Short problem: Extract precisely the lines that run from the line containing "Give me a plain-text" to the end of the records below, with both ends included and pictures omitted.

# Start of Available records

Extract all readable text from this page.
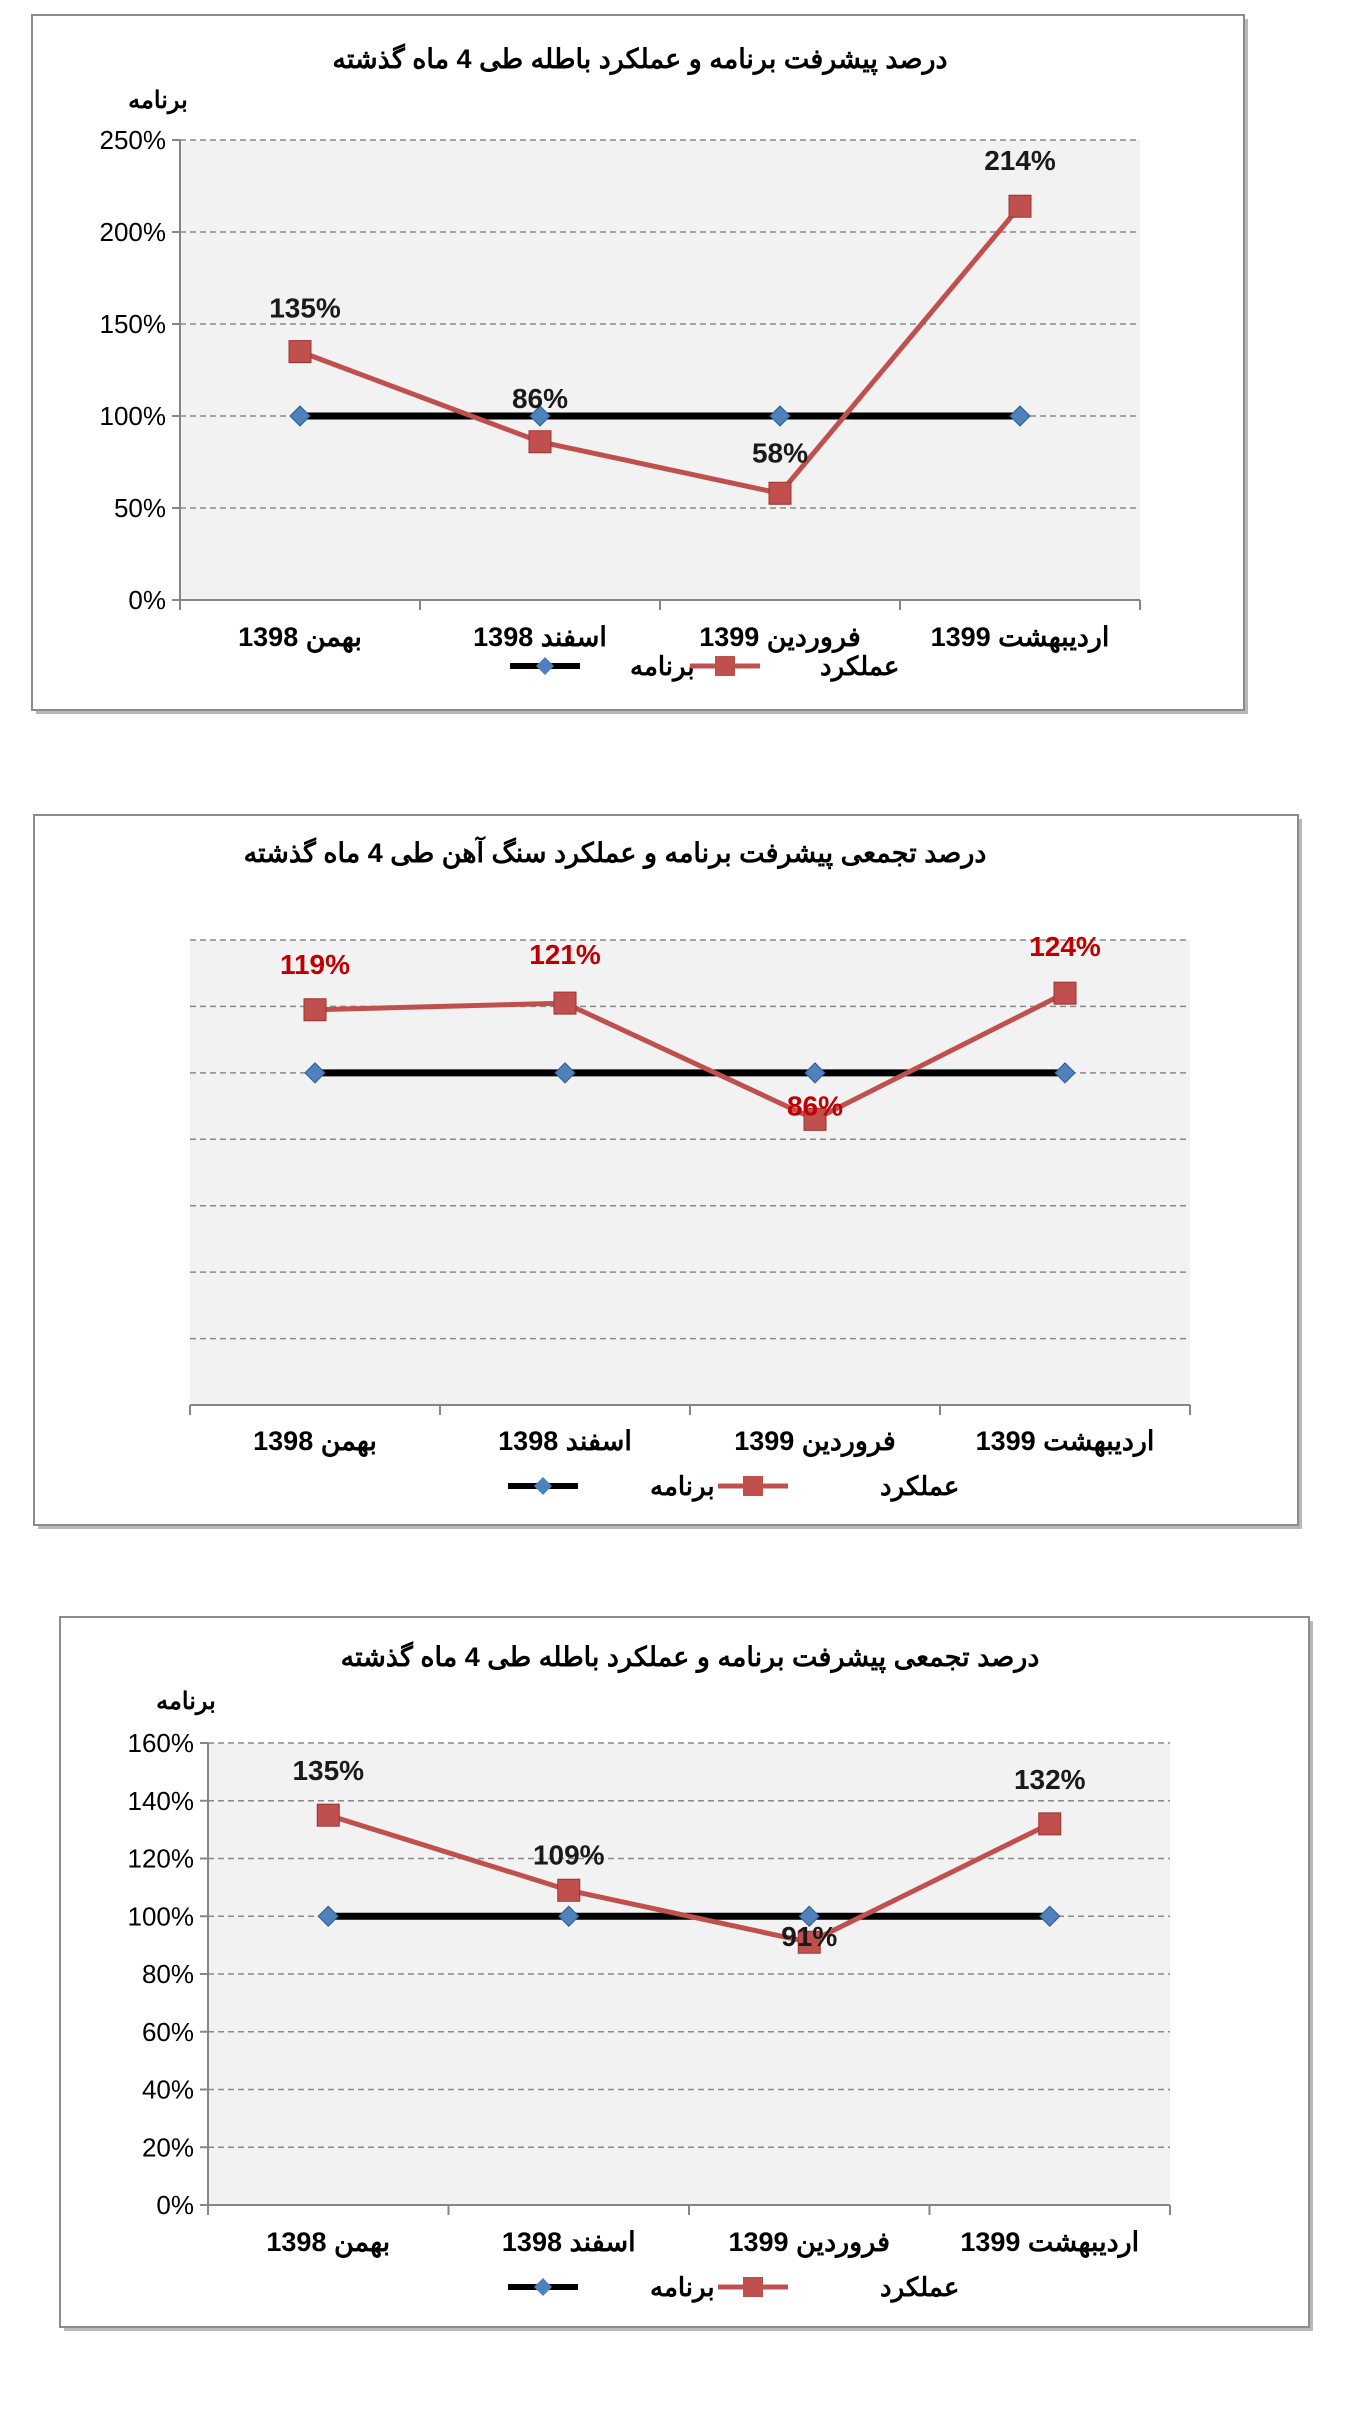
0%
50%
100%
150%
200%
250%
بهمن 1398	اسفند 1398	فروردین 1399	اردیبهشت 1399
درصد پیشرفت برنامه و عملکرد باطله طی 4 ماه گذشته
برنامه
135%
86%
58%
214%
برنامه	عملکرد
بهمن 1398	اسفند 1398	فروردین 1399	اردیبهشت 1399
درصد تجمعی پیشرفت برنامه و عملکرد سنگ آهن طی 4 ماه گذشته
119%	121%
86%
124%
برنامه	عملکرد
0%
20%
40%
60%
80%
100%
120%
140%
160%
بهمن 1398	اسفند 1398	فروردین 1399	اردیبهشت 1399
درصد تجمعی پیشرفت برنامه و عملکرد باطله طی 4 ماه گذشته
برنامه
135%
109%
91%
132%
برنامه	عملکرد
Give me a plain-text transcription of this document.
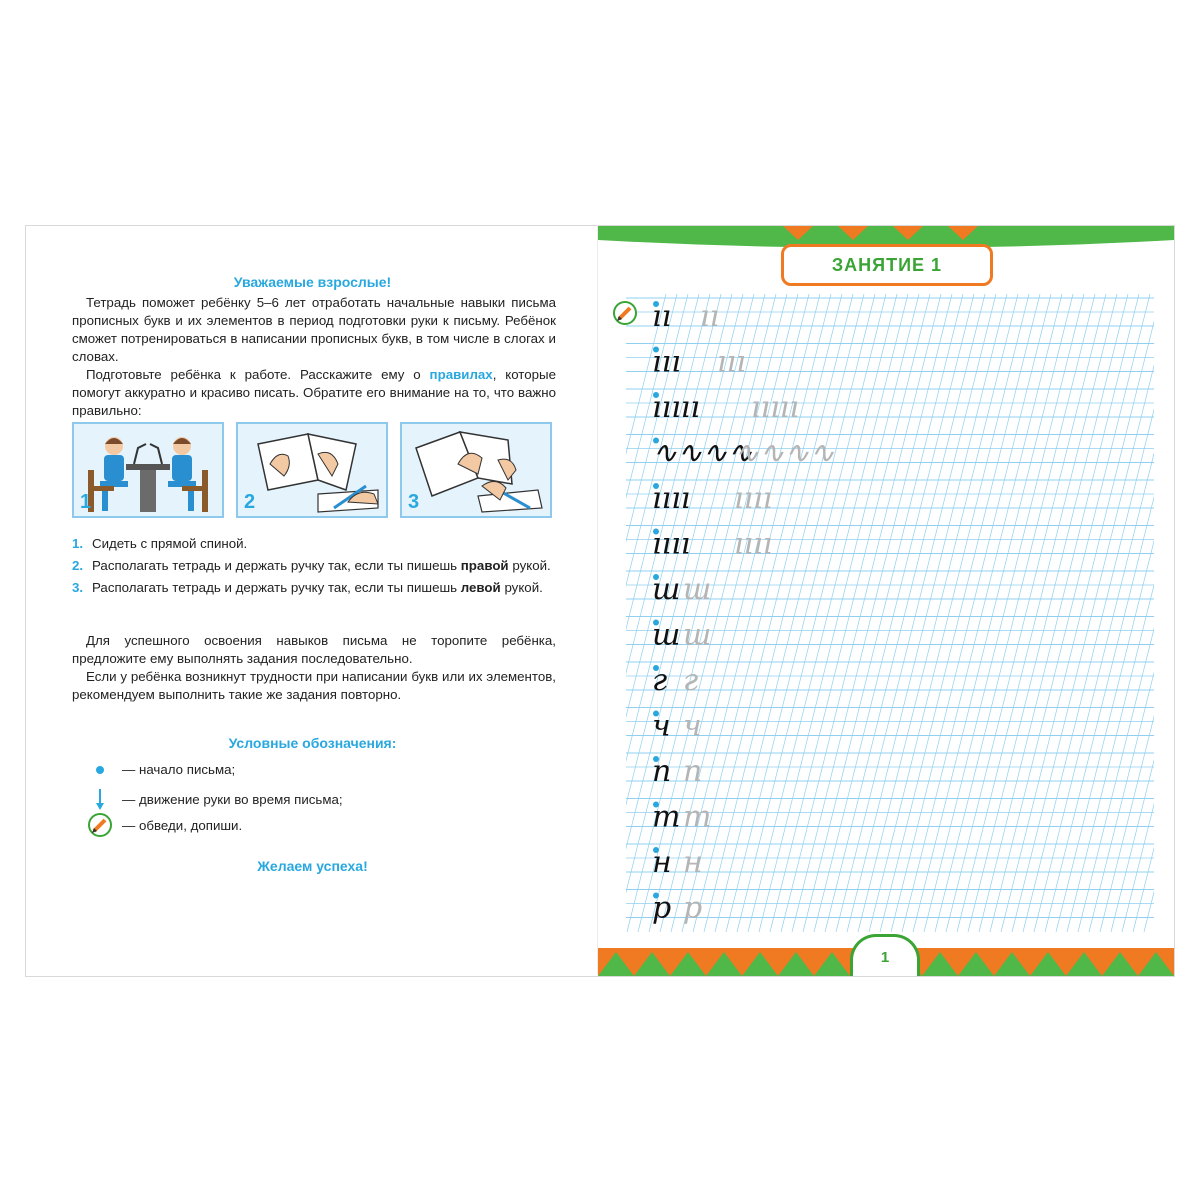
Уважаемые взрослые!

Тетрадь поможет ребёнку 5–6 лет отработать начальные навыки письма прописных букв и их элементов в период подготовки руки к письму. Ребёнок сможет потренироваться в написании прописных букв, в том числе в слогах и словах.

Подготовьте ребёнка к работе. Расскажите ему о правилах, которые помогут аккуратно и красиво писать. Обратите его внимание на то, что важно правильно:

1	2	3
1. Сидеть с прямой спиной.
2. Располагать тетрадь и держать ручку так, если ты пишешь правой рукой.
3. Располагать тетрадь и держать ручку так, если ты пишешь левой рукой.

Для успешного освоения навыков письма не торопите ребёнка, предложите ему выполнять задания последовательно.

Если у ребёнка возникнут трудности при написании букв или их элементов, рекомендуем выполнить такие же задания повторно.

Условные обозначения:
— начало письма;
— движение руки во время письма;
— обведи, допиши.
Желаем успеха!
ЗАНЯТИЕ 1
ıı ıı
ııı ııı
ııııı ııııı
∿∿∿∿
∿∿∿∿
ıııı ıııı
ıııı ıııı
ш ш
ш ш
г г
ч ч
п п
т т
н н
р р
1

# End of Available records

Answer to this problem:
Give me a plain-text transcription of this document.
Уважаемые взрослые!

Тетрадь поможет ребёнку 5–6 лет отработать начальные навыки письма прописных букв и их элементов в период подготовки руки к письму. Ребёнок сможет потренироваться в написании прописных букв, в том числе в слогах и словах.

Подготовьте ребёнка к работе. Расскажите ему о правилах, которые помогут аккуратно и красиво писать. Обратите его внимание на то, что важно правильно:

1	2	3
1. Сидеть с прямой спиной.
2. Располагать тетрадь и держать ручку так, если ты пишешь правой рукой.
3. Располагать тетрадь и держать ручку так, если ты пишешь левой рукой.

Для успешного освоения навыков письма не торопите ребёнка, предложите ему выполнять задания последовательно.

Если у ребёнка возникнут трудности при написании букв или их элементов, рекомендуем выполнить такие же задания повторно.

Условные обозначения:
— начало письма;
— движение руки во время письма;
— обведи, допиши.
Желаем успеха!
ЗАНЯТИЕ 1
ıı ıı
ııı ııı
ııııı ııııı
∿∿∿∿
∿∿∿∿
ıııı ıııı
ıııı ıııı
ш ш
ш ш
г г
ч ч
п п
т т
н н
р р
1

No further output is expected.